◆ **WHAT YOU HAVE TO DO**
Your task is to copy every line of this material exactly.

────────────────

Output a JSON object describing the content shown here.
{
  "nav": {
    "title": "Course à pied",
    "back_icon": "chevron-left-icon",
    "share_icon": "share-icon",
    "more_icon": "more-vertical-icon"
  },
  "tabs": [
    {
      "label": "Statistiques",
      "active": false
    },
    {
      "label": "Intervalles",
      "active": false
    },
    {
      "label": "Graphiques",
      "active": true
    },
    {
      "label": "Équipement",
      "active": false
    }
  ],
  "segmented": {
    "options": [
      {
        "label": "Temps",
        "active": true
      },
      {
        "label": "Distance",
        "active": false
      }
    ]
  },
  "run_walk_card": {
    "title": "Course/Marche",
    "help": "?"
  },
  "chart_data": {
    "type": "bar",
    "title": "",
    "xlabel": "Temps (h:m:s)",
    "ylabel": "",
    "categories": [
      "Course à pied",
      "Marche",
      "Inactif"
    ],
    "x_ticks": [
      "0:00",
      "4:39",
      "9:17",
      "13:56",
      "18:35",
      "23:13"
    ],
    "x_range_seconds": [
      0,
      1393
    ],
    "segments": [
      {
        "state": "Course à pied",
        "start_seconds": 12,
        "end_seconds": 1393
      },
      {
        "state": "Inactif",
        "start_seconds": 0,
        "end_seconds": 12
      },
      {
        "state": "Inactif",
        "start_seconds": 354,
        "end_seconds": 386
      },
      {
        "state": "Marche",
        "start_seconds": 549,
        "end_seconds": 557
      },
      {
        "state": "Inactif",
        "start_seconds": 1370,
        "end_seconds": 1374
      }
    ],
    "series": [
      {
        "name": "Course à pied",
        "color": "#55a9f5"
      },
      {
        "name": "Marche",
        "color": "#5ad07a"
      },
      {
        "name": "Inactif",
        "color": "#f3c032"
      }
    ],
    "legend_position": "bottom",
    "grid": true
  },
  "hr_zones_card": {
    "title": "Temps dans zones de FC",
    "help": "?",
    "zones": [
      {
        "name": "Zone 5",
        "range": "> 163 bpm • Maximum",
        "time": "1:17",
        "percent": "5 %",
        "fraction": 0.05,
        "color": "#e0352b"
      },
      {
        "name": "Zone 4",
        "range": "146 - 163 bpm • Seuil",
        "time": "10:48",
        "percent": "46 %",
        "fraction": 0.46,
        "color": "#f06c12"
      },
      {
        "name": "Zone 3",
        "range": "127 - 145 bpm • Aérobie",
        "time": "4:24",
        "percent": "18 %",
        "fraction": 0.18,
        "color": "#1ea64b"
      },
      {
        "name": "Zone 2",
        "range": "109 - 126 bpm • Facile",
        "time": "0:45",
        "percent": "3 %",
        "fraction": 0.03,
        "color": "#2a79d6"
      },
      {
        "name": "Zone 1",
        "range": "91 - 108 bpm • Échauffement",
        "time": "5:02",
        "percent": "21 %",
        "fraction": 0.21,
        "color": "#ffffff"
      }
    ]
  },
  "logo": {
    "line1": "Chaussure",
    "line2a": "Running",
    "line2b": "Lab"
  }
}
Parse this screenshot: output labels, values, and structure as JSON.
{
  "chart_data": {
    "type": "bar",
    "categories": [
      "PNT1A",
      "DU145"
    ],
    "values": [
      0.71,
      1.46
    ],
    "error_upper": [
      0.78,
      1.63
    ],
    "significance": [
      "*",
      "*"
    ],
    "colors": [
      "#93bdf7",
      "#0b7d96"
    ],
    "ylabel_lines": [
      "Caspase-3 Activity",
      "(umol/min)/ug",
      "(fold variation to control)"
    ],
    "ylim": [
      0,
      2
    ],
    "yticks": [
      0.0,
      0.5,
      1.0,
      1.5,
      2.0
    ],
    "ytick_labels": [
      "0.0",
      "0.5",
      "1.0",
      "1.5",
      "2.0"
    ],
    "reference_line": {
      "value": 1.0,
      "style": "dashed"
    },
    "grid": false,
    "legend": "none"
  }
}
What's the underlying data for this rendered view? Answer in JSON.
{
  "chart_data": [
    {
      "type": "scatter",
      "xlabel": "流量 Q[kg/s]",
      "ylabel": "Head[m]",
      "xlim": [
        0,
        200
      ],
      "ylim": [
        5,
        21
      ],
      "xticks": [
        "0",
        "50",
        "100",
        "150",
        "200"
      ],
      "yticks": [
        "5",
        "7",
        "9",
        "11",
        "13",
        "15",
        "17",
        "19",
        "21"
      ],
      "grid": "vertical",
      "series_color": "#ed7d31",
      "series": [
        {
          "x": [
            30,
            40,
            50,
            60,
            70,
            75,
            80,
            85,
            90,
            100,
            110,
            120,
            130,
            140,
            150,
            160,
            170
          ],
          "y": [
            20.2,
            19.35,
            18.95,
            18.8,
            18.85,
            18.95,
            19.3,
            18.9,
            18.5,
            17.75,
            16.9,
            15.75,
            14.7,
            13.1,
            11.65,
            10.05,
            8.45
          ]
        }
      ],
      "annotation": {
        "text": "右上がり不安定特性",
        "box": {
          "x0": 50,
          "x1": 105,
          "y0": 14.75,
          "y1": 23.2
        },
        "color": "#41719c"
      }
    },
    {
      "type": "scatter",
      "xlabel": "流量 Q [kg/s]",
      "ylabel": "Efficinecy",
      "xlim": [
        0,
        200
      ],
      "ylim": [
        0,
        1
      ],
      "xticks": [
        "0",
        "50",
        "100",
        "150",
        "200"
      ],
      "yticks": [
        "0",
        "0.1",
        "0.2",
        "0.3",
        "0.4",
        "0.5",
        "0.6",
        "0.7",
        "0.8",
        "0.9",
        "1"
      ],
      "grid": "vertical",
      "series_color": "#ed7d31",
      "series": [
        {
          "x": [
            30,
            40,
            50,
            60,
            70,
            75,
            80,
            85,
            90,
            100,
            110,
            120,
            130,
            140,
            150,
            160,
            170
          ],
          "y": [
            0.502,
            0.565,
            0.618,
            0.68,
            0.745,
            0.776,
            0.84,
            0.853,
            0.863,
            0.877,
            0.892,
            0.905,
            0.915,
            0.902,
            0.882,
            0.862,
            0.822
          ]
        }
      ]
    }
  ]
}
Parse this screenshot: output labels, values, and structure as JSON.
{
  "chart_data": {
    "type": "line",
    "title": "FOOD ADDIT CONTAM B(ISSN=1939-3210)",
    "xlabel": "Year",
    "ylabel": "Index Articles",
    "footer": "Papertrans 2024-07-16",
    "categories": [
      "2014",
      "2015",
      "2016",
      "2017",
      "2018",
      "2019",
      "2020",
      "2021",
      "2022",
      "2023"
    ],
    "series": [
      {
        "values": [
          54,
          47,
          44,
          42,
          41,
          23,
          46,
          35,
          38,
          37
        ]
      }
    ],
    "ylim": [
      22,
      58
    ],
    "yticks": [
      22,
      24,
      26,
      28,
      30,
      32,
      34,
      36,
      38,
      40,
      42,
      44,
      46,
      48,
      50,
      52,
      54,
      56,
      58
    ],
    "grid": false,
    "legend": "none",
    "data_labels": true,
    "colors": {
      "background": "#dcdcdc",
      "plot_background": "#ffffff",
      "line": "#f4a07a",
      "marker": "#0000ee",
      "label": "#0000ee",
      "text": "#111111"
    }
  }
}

────────────────

◆ **COMPLETE ANSWER**
Output a JSON object describing the content shown here.
{
  "nav": {
    "title": "Course à pied",
    "back_icon": "chevron-left-icon",
    "share_icon": "share-icon",
    "more_icon": "more-vertical-icon"
  },
  "tabs": [
    {
      "label": "Statistiques",
      "active": false
    },
    {
      "label": "Intervalles",
      "active": false
    },
    {
      "label": "Graphiques",
      "active": true
    },
    {
      "label": "Équipement",
      "active": false
    }
  ],
  "segmented": {
    "options": [
      {
        "label": "Temps",
        "active": true
      },
      {
        "label": "Distance",
        "active": false
      }
    ]
  },
  "run_walk_card": {
    "title": "Course/Marche",
    "help": "?"
  },
  "chart_data": {
    "type": "bar",
    "title": "",
    "xlabel": "Temps (h:m:s)",
    "ylabel": "",
    "categories": [
      "Course à pied",
      "Marche",
      "Inactif"
    ],
    "x_ticks": [
      "0:00",
      "4:39",
      "9:17",
      "13:56",
      "18:35",
      "23:13"
    ],
    "x_range_seconds": [
      0,
      1393
    ],
    "segments": [
      {
        "state": "Course à pied",
        "start_seconds": 12,
        "end_seconds": 1393
      },
      {
        "state": "Inactif",
        "start_seconds": 0,
        "end_seconds": 12
      },
      {
        "state": "Inactif",
        "start_seconds": 354,
        "end_seconds": 386
      },
      {
        "state": "Marche",
        "start_seconds": 549,
        "end_seconds": 557
      },
      {
        "state": "Inactif",
        "start_seconds": 1370,
        "end_seconds": 1374
      }
    ],
    "series": [
      {
        "name": "Course à pied",
        "color": "#55a9f5"
      },
      {
        "name": "Marche",
        "color": "#5ad07a"
      },
      {
        "name": "Inactif",
        "color": "#f3c032"
      }
    ],
    "legend_position": "bottom",
    "grid": true
  },
  "hr_zones_card": {
    "title": "Temps dans zones de FC",
    "help": "?",
    "zones": [
      {
        "name": "Zone 5",
        "range": "> 163 bpm • Maximum",
        "time": "1:17",
        "percent": "5 %",
        "fraction": 0.05,
        "color": "#e0352b"
      },
      {
        "name": "Zone 4",
        "range": "146 - 163 bpm • Seuil",
        "time": "10:48",
        "percent": "46 %",
        "fraction": 0.46,
        "color": "#f06c12"
      },
      {
        "name": "Zone 3",
        "range": "127 - 145 bpm • Aérobie",
        "time": "4:24",
        "percent": "18 %",
        "fraction": 0.18,
        "color": "#1ea64b"
      },
      {
        "name": "Zone 2",
        "range": "109 - 126 bpm • Facile",
        "time": "0:45",
        "percent": "3 %",
        "fraction": 0.03,
        "color": "#2a79d6"
      },
      {
        "name": "Zone 1",
        "range": "91 - 108 bpm • Échauffement",
        "time": "5:02",
        "percent": "21 %",
        "fraction": 0.21,
        "color": "#ffffff"
      }
    ]
  },
  "logo": {
    "line1": "Chaussure",
    "line2a": "Running",
    "line2b": "Lab"
  }
}
Parse this screenshot: output labels, values, and structure as JSON.
{
  "chart_data": {
    "type": "bar",
    "categories": [
      "PNT1A",
      "DU145"
    ],
    "values": [
      0.71,
      1.46
    ],
    "error_upper": [
      0.78,
      1.63
    ],
    "significance": [
      "*",
      "*"
    ],
    "colors": [
      "#93bdf7",
      "#0b7d96"
    ],
    "ylabel_lines": [
      "Caspase-3 Activity",
      "(umol/min)/ug",
      "(fold variation to control)"
    ],
    "ylim": [
      0,
      2
    ],
    "yticks": [
      0.0,
      0.5,
      1.0,
      1.5,
      2.0
    ],
    "ytick_labels": [
      "0.0",
      "0.5",
      "1.0",
      "1.5",
      "2.0"
    ],
    "reference_line": {
      "value": 1.0,
      "style": "dashed"
    },
    "grid": false,
    "legend": "none"
  }
}
What's the underlying data for this rendered view? Answer in JSON.
{
  "chart_data": [
    {
      "type": "scatter",
      "xlabel": "流量 Q[kg/s]",
      "ylabel": "Head[m]",
      "xlim": [
        0,
        200
      ],
      "ylim": [
        5,
        21
      ],
      "xticks": [
        "0",
        "50",
        "100",
        "150",
        "200"
      ],
      "yticks": [
        "5",
        "7",
        "9",
        "11",
        "13",
        "15",
        "17",
        "19",
        "21"
      ],
      "grid": "vertical",
      "series_color": "#ed7d31",
      "series": [
        {
          "x": [
            30,
            40,
            50,
            60,
            70,
            75,
            80,
            85,
            90,
            100,
            110,
            120,
            130,
            140,
            150,
            160,
            170
          ],
          "y": [
            20.2,
            19.35,
            18.95,
            18.8,
            18.85,
            18.95,
            19.3,
            18.9,
            18.5,
            17.75,
            16.9,
            15.75,
            14.7,
            13.1,
            11.65,
            10.05,
            8.45
          ]
        }
      ],
      "annotation": {
        "text": "右上がり不安定特性",
        "box": {
          "x0": 50,
          "x1": 105,
          "y0": 14.75,
          "y1": 23.2
        },
        "color": "#41719c"
      }
    },
    {
      "type": "scatter",
      "xlabel": "流量 Q [kg/s]",
      "ylabel": "Efficinecy",
      "xlim": [
        0,
        200
      ],
      "ylim": [
        0,
        1
      ],
      "xticks": [
        "0",
        "50",
        "100",
        "150",
        "200"
      ],
      "yticks": [
        "0",
        "0.1",
        "0.2",
        "0.3",
        "0.4",
        "0.5",
        "0.6",
        "0.7",
        "0.8",
        "0.9",
        "1"
      ],
      "grid": "vertical",
      "series_color": "#ed7d31",
      "series": [
        {
          "x": [
            30,
            40,
            50,
            60,
            70,
            75,
            80,
            85,
            90,
            100,
            110,
            120,
            130,
            140,
            150,
            160,
            170
          ],
          "y": [
            0.502,
            0.565,
            0.618,
            0.68,
            0.745,
            0.776,
            0.84,
            0.853,
            0.863,
            0.877,
            0.892,
            0.905,
            0.915,
            0.902,
            0.882,
            0.862,
            0.822
          ]
        }
      ]
    }
  ]
}
Parse this screenshot: output labels, values, and structure as JSON.
{
  "chart_data": {
    "type": "line",
    "title": "FOOD ADDIT CONTAM B(ISSN=1939-3210)",
    "xlabel": "Year",
    "ylabel": "Index Articles",
    "footer": "Papertrans 2024-07-16",
    "categories": [
      "2014",
      "2015",
      "2016",
      "2017",
      "2018",
      "2019",
      "2020",
      "2021",
      "2022",
      "2023"
    ],
    "series": [
      {
        "values": [
          54,
          47,
          44,
          42,
          41,
          23,
          46,
          35,
          38,
          37
        ]
      }
    ],
    "ylim": [
      22,
      58
    ],
    "yticks": [
      22,
      24,
      26,
      28,
      30,
      32,
      34,
      36,
      38,
      40,
      42,
      44,
      46,
      48,
      50,
      52,
      54,
      56,
      58
    ],
    "grid": false,
    "legend": "none",
    "data_labels": true,
    "colors": {
      "background": "#dcdcdc",
      "plot_background": "#ffffff",
      "line": "#f4a07a",
      "marker": "#0000ee",
      "label": "#0000ee",
      "text": "#111111"
    }
  }
}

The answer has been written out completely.